Every line below should be copied exactly; drop the pictures.

**** RECORDS FOR THIS TASK

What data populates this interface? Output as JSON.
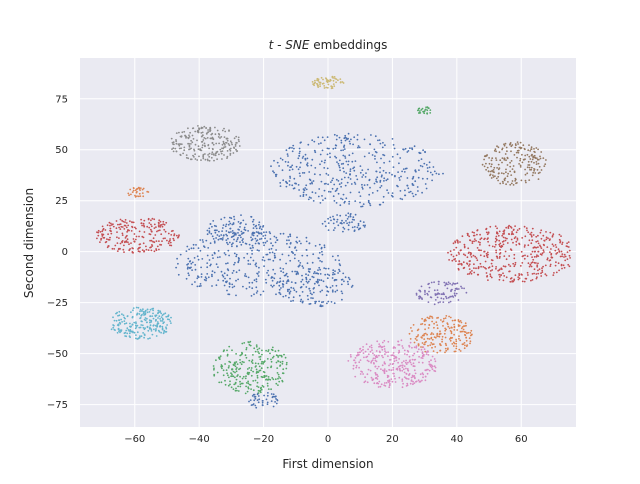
{
  "chart_data": {
    "type": "scatter",
    "title_parts": {
      "math": "t - SNE",
      "rest": " embeddings"
    },
    "xlabel": "First dimension",
    "ylabel": "Second dimension",
    "xlim": [
      -77,
      77
    ],
    "ylim": [
      -86,
      95
    ],
    "xticks": [
      -60,
      -40,
      -20,
      0,
      20,
      40,
      60
    ],
    "yticks": [
      -75,
      -50,
      -25,
      0,
      25,
      50,
      75
    ],
    "xtick_labels": [
      "−60",
      "−40",
      "−20",
      "0",
      "20",
      "40",
      "60"
    ],
    "ytick_labels": [
      "−75",
      "−50",
      "−25",
      "0",
      "25",
      "50",
      "75"
    ],
    "grid": true,
    "background": "#eaeaf2",
    "grid_color": "#ffffff",
    "clusters": [
      {
        "color": "#4c72b0",
        "shape": "ellipse",
        "cx": 9,
        "cy": 40,
        "rx": 27,
        "ry": 18,
        "n": 420
      },
      {
        "color": "#4c72b0",
        "shape": "ellipse",
        "cx": 5,
        "cy": 14,
        "rx": 7,
        "ry": 5,
        "n": 60
      },
      {
        "color": "#4c72b0",
        "shape": "ellipse",
        "cx": -28,
        "cy": 10,
        "rx": 10,
        "ry": 8,
        "n": 120
      },
      {
        "color": "#4c72b0",
        "shape": "ellipse",
        "cx": -22,
        "cy": -6,
        "rx": 26,
        "ry": 16,
        "n": 380
      },
      {
        "color": "#4c72b0",
        "shape": "ellipse",
        "cx": -4,
        "cy": -17,
        "rx": 12,
        "ry": 10,
        "n": 130
      },
      {
        "color": "#4c72b0",
        "shape": "ellipse",
        "cx": -20,
        "cy": -73,
        "rx": 5,
        "ry": 4,
        "n": 45
      },
      {
        "color": "#dd8452",
        "shape": "ellipse",
        "cx": -59,
        "cy": 29,
        "rx": 3.5,
        "ry": 2.5,
        "n": 30
      },
      {
        "color": "#dd8452",
        "shape": "ellipse",
        "cx": 35,
        "cy": -41,
        "rx": 10,
        "ry": 10,
        "n": 200
      },
      {
        "color": "#55a868",
        "shape": "ellipse",
        "cx": 30,
        "cy": 69,
        "rx": 2.5,
        "ry": 2,
        "n": 25
      },
      {
        "color": "#55a868",
        "shape": "ellipse",
        "cx": -24,
        "cy": -57,
        "rx": 12,
        "ry": 13,
        "n": 260
      },
      {
        "color": "#c44e52",
        "shape": "ellipse",
        "cx": -59,
        "cy": 8,
        "rx": 13,
        "ry": 9,
        "n": 230
      },
      {
        "color": "#c44e52",
        "shape": "ellipse",
        "cx": 57,
        "cy": -1,
        "rx": 20,
        "ry": 14,
        "n": 450
      },
      {
        "color": "#8172b3",
        "shape": "ellipse",
        "cx": 35,
        "cy": -20,
        "rx": 8,
        "ry": 6,
        "n": 90
      },
      {
        "color": "#937860",
        "shape": "ellipse",
        "cx": 58,
        "cy": 43,
        "rx": 10,
        "ry": 11,
        "n": 200
      },
      {
        "color": "#da8bc3",
        "shape": "ellipse",
        "cx": 20,
        "cy": -55,
        "rx": 14,
        "ry": 12,
        "n": 330
      },
      {
        "color": "#8c8c8c",
        "shape": "ellipse",
        "cx": -38,
        "cy": 53,
        "rx": 11,
        "ry": 9,
        "n": 230
      },
      {
        "color": "#ccb974",
        "shape": "ellipse",
        "cx": 0,
        "cy": 83,
        "rx": 5,
        "ry": 3,
        "n": 60
      },
      {
        "color": "#64b5cd",
        "shape": "ellipse",
        "cx": -58,
        "cy": -35,
        "rx": 10,
        "ry": 8,
        "n": 230
      }
    ]
  }
}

********

:: WRITTEN RESPONSE ::
What data populates this interface? Output as JSON.
{
  "chart_data": {
    "type": "scatter",
    "title_parts": {
      "math": "t - SNE",
      "rest": " embeddings"
    },
    "xlabel": "First dimension",
    "ylabel": "Second dimension",
    "xlim": [
      -77,
      77
    ],
    "ylim": [
      -86,
      95
    ],
    "xticks": [
      -60,
      -40,
      -20,
      0,
      20,
      40,
      60
    ],
    "yticks": [
      -75,
      -50,
      -25,
      0,
      25,
      50,
      75
    ],
    "xtick_labels": [
      "−60",
      "−40",
      "−20",
      "0",
      "20",
      "40",
      "60"
    ],
    "ytick_labels": [
      "−75",
      "−50",
      "−25",
      "0",
      "25",
      "50",
      "75"
    ],
    "grid": true,
    "background": "#eaeaf2",
    "grid_color": "#ffffff",
    "clusters": [
      {
        "color": "#4c72b0",
        "shape": "ellipse",
        "cx": 9,
        "cy": 40,
        "rx": 27,
        "ry": 18,
        "n": 420
      },
      {
        "color": "#4c72b0",
        "shape": "ellipse",
        "cx": 5,
        "cy": 14,
        "rx": 7,
        "ry": 5,
        "n": 60
      },
      {
        "color": "#4c72b0",
        "shape": "ellipse",
        "cx": -28,
        "cy": 10,
        "rx": 10,
        "ry": 8,
        "n": 120
      },
      {
        "color": "#4c72b0",
        "shape": "ellipse",
        "cx": -22,
        "cy": -6,
        "rx": 26,
        "ry": 16,
        "n": 380
      },
      {
        "color": "#4c72b0",
        "shape": "ellipse",
        "cx": -4,
        "cy": -17,
        "rx": 12,
        "ry": 10,
        "n": 130
      },
      {
        "color": "#4c72b0",
        "shape": "ellipse",
        "cx": -20,
        "cy": -73,
        "rx": 5,
        "ry": 4,
        "n": 45
      },
      {
        "color": "#dd8452",
        "shape": "ellipse",
        "cx": -59,
        "cy": 29,
        "rx": 3.5,
        "ry": 2.5,
        "n": 30
      },
      {
        "color": "#dd8452",
        "shape": "ellipse",
        "cx": 35,
        "cy": -41,
        "rx": 10,
        "ry": 10,
        "n": 200
      },
      {
        "color": "#55a868",
        "shape": "ellipse",
        "cx": 30,
        "cy": 69,
        "rx": 2.5,
        "ry": 2,
        "n": 25
      },
      {
        "color": "#55a868",
        "shape": "ellipse",
        "cx": -24,
        "cy": -57,
        "rx": 12,
        "ry": 13,
        "n": 260
      },
      {
        "color": "#c44e52",
        "shape": "ellipse",
        "cx": -59,
        "cy": 8,
        "rx": 13,
        "ry": 9,
        "n": 230
      },
      {
        "color": "#c44e52",
        "shape": "ellipse",
        "cx": 57,
        "cy": -1,
        "rx": 20,
        "ry": 14,
        "n": 450
      },
      {
        "color": "#8172b3",
        "shape": "ellipse",
        "cx": 35,
        "cy": -20,
        "rx": 8,
        "ry": 6,
        "n": 90
      },
      {
        "color": "#937860",
        "shape": "ellipse",
        "cx": 58,
        "cy": 43,
        "rx": 10,
        "ry": 11,
        "n": 200
      },
      {
        "color": "#da8bc3",
        "shape": "ellipse",
        "cx": 20,
        "cy": -55,
        "rx": 14,
        "ry": 12,
        "n": 330
      },
      {
        "color": "#8c8c8c",
        "shape": "ellipse",
        "cx": -38,
        "cy": 53,
        "rx": 11,
        "ry": 9,
        "n": 230
      },
      {
        "color": "#ccb974",
        "shape": "ellipse",
        "cx": 0,
        "cy": 83,
        "rx": 5,
        "ry": 3,
        "n": 60
      },
      {
        "color": "#64b5cd",
        "shape": "ellipse",
        "cx": -58,
        "cy": -35,
        "rx": 10,
        "ry": 8,
        "n": 230
      }
    ]
  }
}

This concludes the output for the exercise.